#### WHAT NEEDS TO BE DONE
In the following material, identify every line holding the string "Warszawa" and return it.

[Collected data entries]
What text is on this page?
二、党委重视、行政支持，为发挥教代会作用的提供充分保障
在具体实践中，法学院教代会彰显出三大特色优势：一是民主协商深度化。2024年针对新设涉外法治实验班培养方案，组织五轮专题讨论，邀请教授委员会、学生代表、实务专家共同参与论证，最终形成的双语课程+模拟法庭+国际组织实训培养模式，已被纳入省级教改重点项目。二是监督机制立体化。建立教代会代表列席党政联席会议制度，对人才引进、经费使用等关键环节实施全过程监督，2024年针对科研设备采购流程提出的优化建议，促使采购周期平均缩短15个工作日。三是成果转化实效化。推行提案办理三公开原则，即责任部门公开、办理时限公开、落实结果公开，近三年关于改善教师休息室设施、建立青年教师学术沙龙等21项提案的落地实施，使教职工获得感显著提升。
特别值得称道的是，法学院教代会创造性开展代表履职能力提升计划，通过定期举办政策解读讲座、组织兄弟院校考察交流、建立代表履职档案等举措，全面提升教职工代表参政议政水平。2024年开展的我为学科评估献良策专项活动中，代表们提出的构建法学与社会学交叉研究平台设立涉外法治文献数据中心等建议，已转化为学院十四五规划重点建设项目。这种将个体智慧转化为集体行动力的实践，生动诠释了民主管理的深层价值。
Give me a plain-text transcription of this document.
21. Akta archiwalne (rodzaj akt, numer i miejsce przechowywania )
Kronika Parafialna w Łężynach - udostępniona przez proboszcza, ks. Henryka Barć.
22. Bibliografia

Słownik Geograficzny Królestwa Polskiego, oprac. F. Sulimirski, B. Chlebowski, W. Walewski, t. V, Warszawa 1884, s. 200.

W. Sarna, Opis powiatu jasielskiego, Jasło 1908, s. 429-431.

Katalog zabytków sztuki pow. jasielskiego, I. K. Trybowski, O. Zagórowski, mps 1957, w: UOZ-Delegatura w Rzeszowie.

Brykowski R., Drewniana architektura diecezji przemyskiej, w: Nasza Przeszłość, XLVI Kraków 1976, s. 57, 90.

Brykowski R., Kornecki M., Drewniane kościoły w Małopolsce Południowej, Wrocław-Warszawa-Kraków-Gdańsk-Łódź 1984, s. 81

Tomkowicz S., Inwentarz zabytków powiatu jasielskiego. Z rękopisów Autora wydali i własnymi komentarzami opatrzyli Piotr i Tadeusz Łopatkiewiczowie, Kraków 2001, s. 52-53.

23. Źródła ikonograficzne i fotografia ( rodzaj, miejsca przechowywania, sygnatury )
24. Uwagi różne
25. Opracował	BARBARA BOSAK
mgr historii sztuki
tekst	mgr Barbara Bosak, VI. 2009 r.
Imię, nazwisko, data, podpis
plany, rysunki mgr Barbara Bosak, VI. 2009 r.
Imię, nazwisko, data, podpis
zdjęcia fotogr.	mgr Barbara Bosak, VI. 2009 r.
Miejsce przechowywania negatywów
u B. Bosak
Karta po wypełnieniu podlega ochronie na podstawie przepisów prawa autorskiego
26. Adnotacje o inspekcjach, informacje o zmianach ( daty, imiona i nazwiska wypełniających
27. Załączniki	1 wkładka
---
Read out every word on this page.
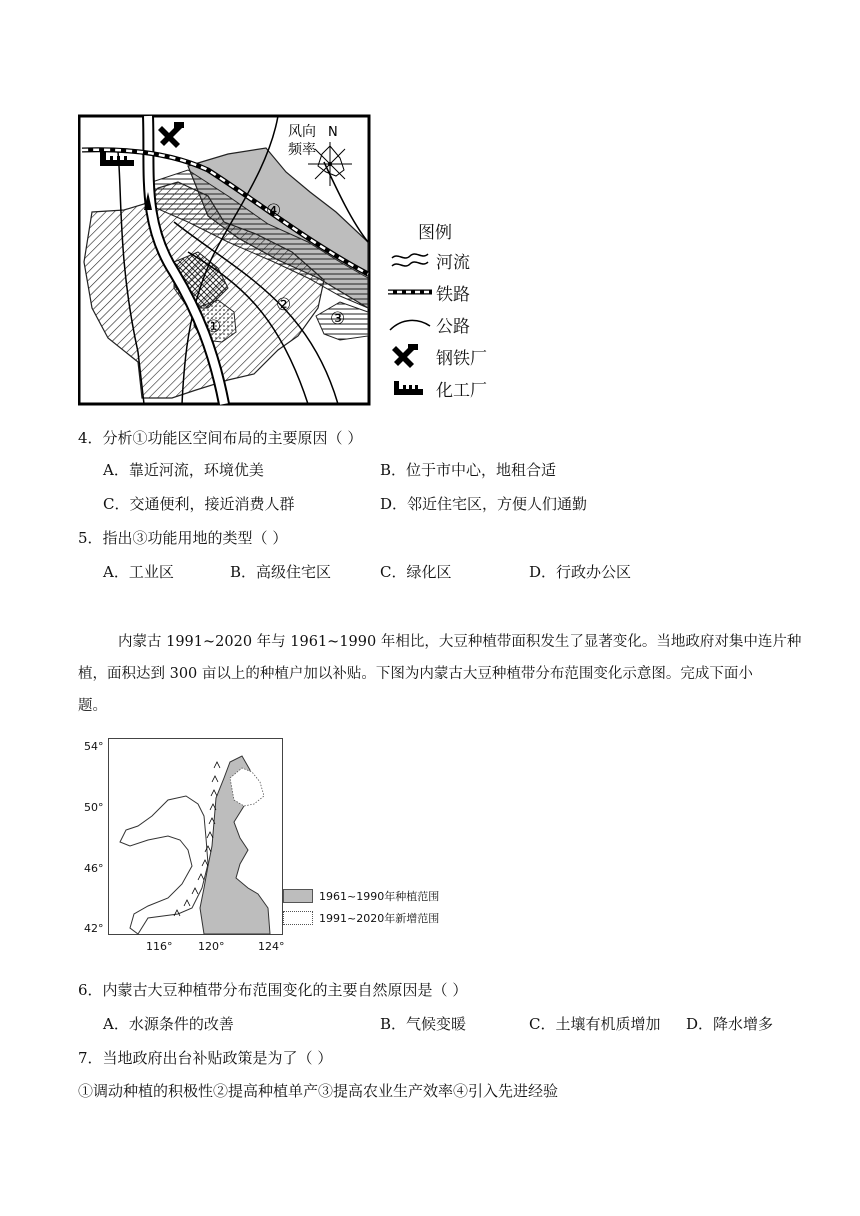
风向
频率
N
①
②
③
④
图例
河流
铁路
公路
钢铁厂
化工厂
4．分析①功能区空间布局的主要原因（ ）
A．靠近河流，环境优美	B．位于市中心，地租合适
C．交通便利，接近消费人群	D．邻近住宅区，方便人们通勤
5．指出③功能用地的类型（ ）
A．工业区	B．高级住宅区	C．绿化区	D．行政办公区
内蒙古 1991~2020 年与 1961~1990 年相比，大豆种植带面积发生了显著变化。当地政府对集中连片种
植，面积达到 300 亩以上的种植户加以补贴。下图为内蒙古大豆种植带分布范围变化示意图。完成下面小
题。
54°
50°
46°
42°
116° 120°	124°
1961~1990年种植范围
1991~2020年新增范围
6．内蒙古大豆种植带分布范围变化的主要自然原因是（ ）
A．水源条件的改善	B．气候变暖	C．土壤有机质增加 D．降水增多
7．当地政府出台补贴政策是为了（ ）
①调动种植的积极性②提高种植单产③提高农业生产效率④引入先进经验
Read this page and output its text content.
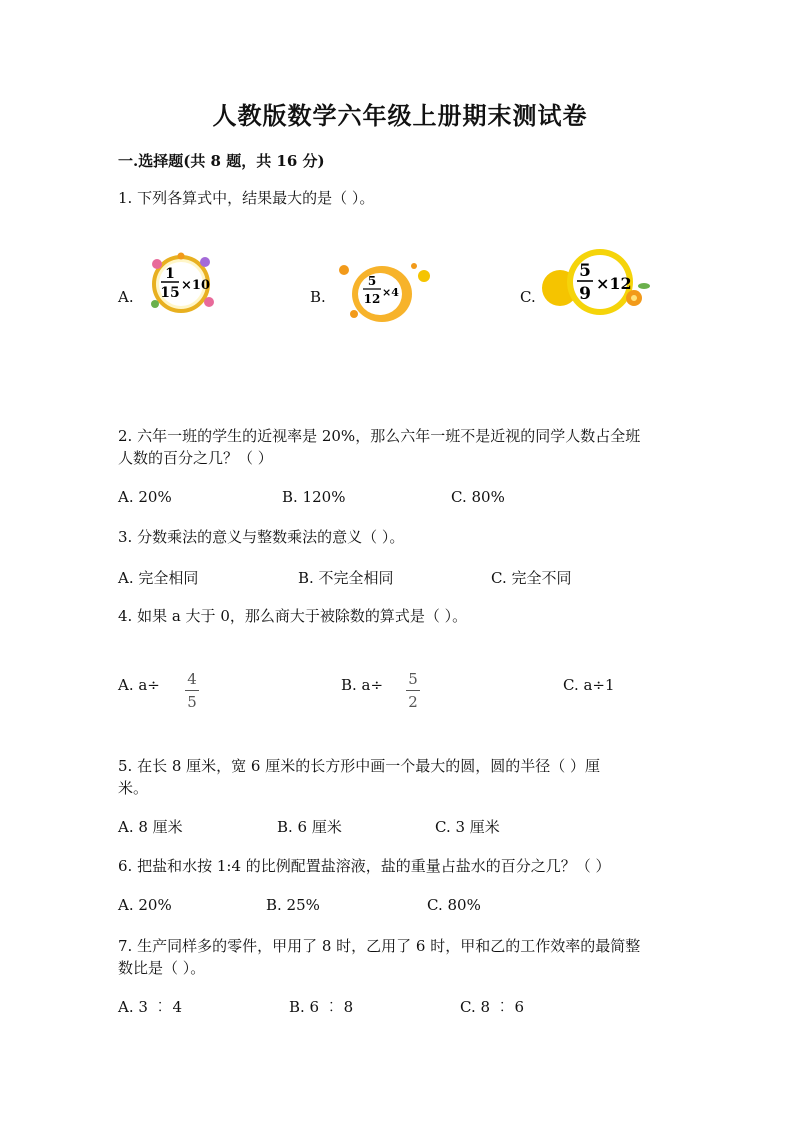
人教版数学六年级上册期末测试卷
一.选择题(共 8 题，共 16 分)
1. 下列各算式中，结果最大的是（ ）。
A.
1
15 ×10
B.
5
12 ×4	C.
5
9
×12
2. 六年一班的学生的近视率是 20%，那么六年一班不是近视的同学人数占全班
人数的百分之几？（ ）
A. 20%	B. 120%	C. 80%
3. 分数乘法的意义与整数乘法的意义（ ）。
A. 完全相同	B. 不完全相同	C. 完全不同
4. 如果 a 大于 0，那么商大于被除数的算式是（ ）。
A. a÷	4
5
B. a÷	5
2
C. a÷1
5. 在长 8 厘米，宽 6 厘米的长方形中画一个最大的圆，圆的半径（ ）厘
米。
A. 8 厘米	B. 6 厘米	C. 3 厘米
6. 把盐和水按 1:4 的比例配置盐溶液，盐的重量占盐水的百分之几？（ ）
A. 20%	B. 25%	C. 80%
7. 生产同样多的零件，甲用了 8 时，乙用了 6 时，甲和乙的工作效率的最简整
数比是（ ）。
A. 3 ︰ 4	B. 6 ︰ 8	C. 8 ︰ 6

#### ANSWER TO THIS EXERCISE
Słownik Geograficzny Królestwa Polskiego, oprac. F. Sulimirski, B. Chlebowski, W. Walewski, t. V, Warszawa 1884, s. 200.
Brykowski R., Kornecki M., Drewniane kościoły w Małopolsce Południowej, Wrocław-Warszawa-Kraków-Gdańsk-Łódź 1984, s. 81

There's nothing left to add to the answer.